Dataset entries
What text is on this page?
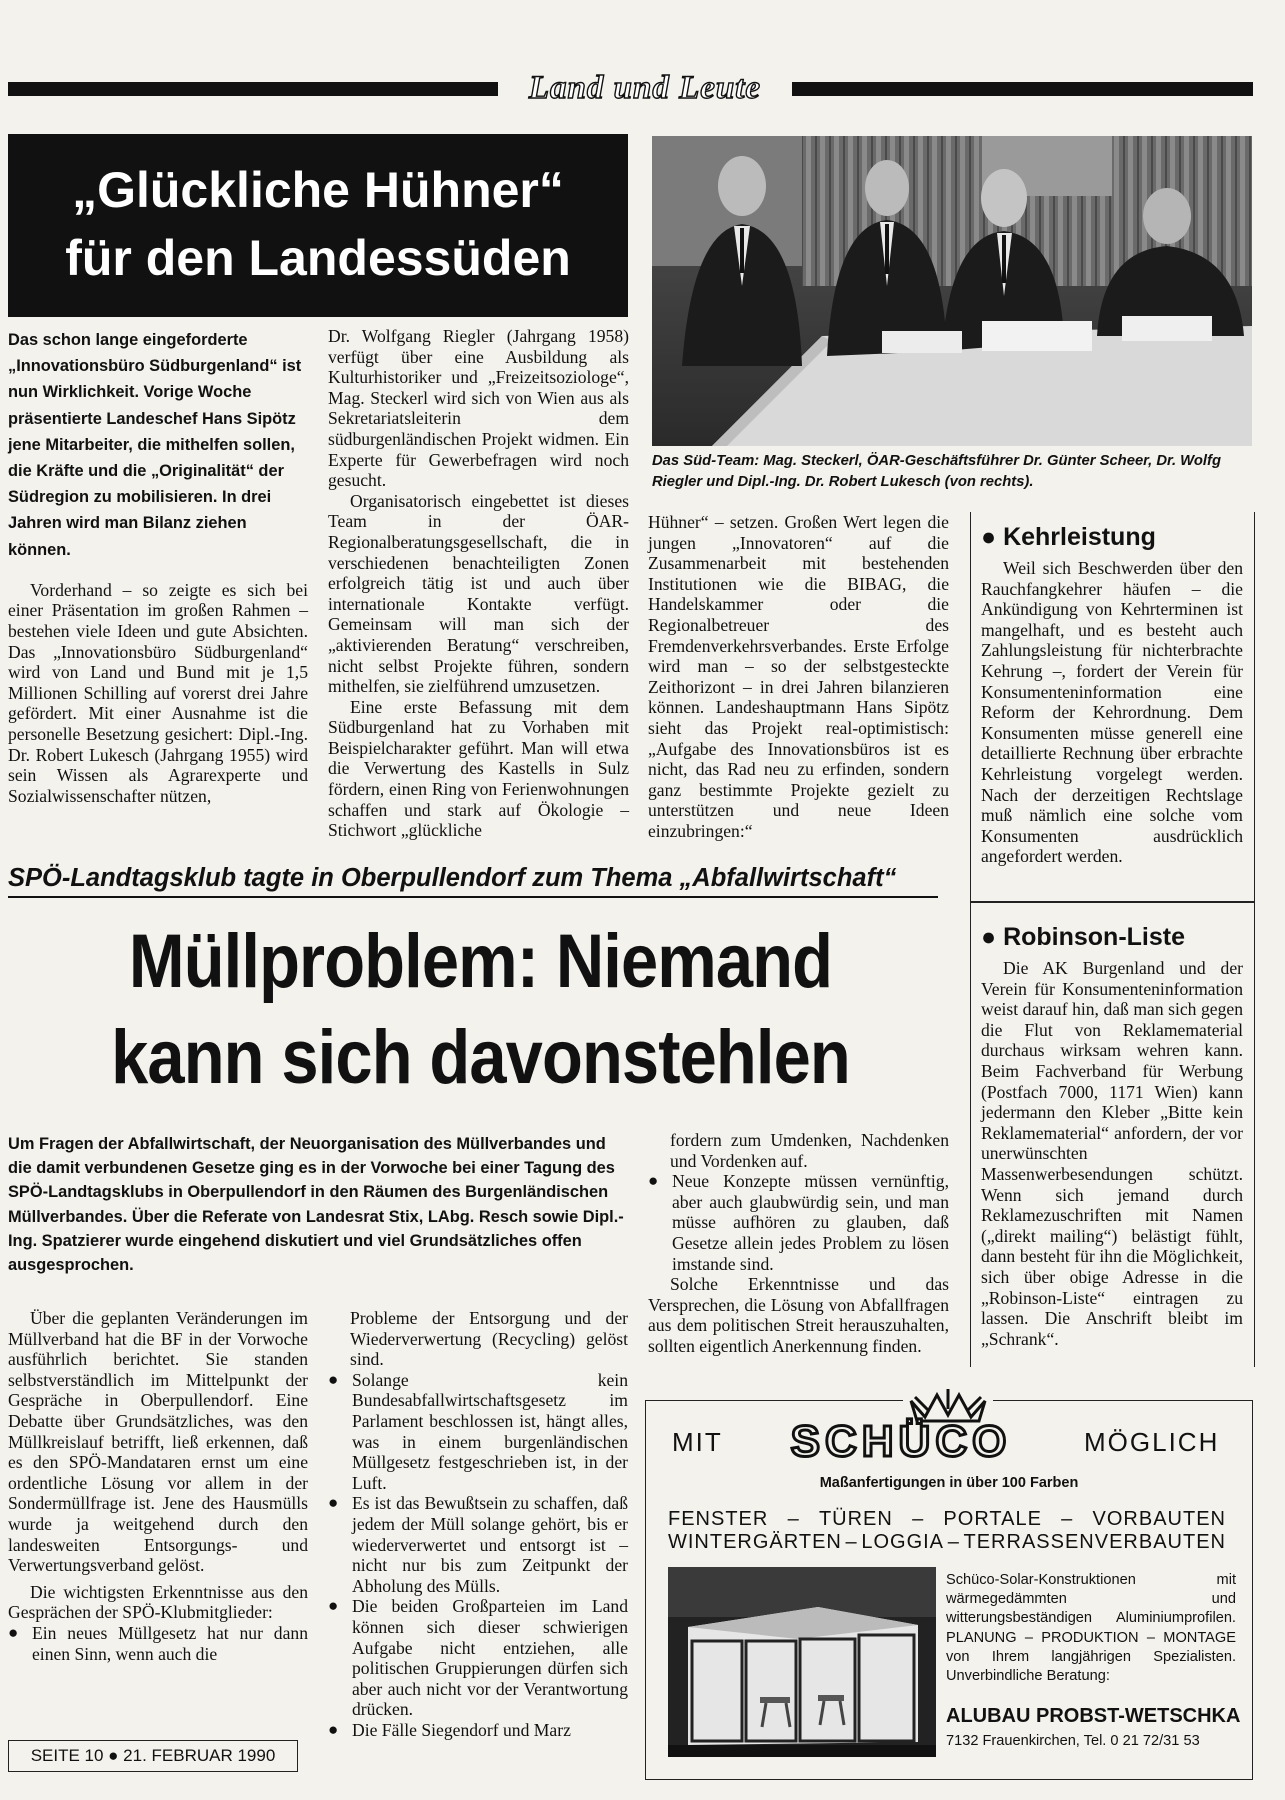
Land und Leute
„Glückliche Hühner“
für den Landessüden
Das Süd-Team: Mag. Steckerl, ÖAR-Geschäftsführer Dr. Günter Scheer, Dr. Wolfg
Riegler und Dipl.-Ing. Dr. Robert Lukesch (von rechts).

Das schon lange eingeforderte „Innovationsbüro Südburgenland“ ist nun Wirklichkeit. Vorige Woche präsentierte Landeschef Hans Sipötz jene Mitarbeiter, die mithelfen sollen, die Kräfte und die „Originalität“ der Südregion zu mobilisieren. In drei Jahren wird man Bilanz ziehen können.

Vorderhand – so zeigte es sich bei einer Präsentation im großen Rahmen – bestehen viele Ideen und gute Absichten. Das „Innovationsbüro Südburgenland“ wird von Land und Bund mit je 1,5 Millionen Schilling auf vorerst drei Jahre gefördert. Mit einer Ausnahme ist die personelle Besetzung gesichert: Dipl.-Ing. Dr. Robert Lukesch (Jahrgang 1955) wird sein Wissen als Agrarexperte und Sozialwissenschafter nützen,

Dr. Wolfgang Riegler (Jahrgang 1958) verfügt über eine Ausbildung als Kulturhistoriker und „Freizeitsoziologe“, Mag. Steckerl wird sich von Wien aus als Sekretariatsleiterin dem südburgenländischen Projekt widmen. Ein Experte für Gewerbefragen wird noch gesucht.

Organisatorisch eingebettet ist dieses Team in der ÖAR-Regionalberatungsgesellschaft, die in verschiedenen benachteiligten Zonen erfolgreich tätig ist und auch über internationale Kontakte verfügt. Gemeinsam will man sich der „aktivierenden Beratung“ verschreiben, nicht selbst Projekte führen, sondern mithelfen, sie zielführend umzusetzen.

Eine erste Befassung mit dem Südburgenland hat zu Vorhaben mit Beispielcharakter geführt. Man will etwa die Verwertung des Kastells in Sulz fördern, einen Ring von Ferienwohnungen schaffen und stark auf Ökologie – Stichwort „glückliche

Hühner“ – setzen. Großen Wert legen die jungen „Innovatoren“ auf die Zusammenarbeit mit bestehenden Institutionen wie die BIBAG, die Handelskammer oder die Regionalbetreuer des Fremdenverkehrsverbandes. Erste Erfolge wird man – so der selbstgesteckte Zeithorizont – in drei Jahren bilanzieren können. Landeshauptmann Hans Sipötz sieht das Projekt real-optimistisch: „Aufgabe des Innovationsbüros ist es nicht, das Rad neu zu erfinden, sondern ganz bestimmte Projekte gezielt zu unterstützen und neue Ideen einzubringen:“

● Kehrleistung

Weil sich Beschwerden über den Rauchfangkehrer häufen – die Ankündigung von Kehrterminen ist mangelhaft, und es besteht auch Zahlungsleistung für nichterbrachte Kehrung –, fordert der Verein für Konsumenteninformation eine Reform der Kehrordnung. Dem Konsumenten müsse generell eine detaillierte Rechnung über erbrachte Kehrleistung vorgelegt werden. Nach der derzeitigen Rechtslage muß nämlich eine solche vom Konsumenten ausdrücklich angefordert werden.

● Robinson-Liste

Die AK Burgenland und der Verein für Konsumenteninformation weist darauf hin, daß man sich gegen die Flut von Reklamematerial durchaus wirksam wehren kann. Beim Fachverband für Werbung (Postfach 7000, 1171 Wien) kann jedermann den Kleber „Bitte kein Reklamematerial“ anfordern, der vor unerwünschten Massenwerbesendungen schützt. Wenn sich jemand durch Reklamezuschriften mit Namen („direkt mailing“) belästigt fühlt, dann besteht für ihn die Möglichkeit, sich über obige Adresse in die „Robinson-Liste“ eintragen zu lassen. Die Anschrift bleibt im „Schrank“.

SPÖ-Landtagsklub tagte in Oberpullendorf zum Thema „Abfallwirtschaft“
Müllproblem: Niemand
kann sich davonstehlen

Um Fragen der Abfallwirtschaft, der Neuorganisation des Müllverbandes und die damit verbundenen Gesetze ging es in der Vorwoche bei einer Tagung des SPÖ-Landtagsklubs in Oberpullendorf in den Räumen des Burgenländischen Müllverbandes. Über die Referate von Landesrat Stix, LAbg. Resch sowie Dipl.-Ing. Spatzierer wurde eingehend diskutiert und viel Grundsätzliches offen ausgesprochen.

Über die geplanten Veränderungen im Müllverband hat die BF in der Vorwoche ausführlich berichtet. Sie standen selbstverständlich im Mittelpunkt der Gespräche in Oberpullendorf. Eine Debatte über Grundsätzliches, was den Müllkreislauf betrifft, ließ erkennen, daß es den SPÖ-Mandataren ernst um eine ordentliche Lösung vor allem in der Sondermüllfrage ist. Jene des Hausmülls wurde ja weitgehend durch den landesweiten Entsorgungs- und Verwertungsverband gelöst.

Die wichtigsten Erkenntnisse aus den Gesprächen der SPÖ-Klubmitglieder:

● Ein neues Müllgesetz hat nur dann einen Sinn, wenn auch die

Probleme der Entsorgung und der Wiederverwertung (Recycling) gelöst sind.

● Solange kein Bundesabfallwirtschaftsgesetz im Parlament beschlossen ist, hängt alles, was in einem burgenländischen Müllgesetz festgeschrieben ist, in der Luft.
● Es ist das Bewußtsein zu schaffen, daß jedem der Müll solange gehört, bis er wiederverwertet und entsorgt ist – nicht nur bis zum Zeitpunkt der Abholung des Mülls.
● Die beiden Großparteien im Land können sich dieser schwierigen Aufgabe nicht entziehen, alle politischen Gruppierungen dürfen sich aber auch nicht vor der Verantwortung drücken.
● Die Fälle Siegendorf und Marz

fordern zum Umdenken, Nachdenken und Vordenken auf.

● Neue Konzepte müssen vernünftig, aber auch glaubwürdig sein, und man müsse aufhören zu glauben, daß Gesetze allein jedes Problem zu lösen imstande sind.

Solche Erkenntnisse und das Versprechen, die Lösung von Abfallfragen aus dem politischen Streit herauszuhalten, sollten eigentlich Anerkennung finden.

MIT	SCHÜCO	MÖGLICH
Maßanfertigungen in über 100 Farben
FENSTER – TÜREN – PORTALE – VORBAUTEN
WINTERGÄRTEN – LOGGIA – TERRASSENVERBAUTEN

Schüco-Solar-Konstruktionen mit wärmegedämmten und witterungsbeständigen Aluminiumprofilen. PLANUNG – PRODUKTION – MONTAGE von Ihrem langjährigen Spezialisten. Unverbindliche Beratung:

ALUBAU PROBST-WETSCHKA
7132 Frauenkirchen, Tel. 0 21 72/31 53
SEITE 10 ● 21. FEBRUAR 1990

▸ Written task:
Pull out every line of the records above that contains the word "einer".

▸ Problem solution:
Vorderhand – so zeigte es sich bei einer Präsentation im großen Rahmen – bestehen viele Ideen und gute Absichten. Das „Innovationsbüro Südburgenland“ wird von Land und Bund mit je 1,5 Millionen Schilling auf vorerst drei Jahre gefördert. Mit einer Ausnahme ist die personelle Besetzung gesichert: Dipl.-Ing. Dr. Robert Lukesch (Jahrgang 1955) wird sein Wissen als Agrarexperte und Sozialwissenschafter nützen,
Um Fragen der Abfallwirtschaft, der Neuorganisation des Müllverbandes und die damit verbundenen Gesetze ging es in der Vorwoche bei einer Tagung des SPÖ-Landtagsklubs in Oberpullendorf in den Räumen des Burgenländischen Müllverbandes. Über die Referate von Landesrat Stix, LAbg. Resch sowie Dipl.-Ing. Spatzierer wurde eingehend diskutiert und viel Grundsätzliches offen ausgesprochen.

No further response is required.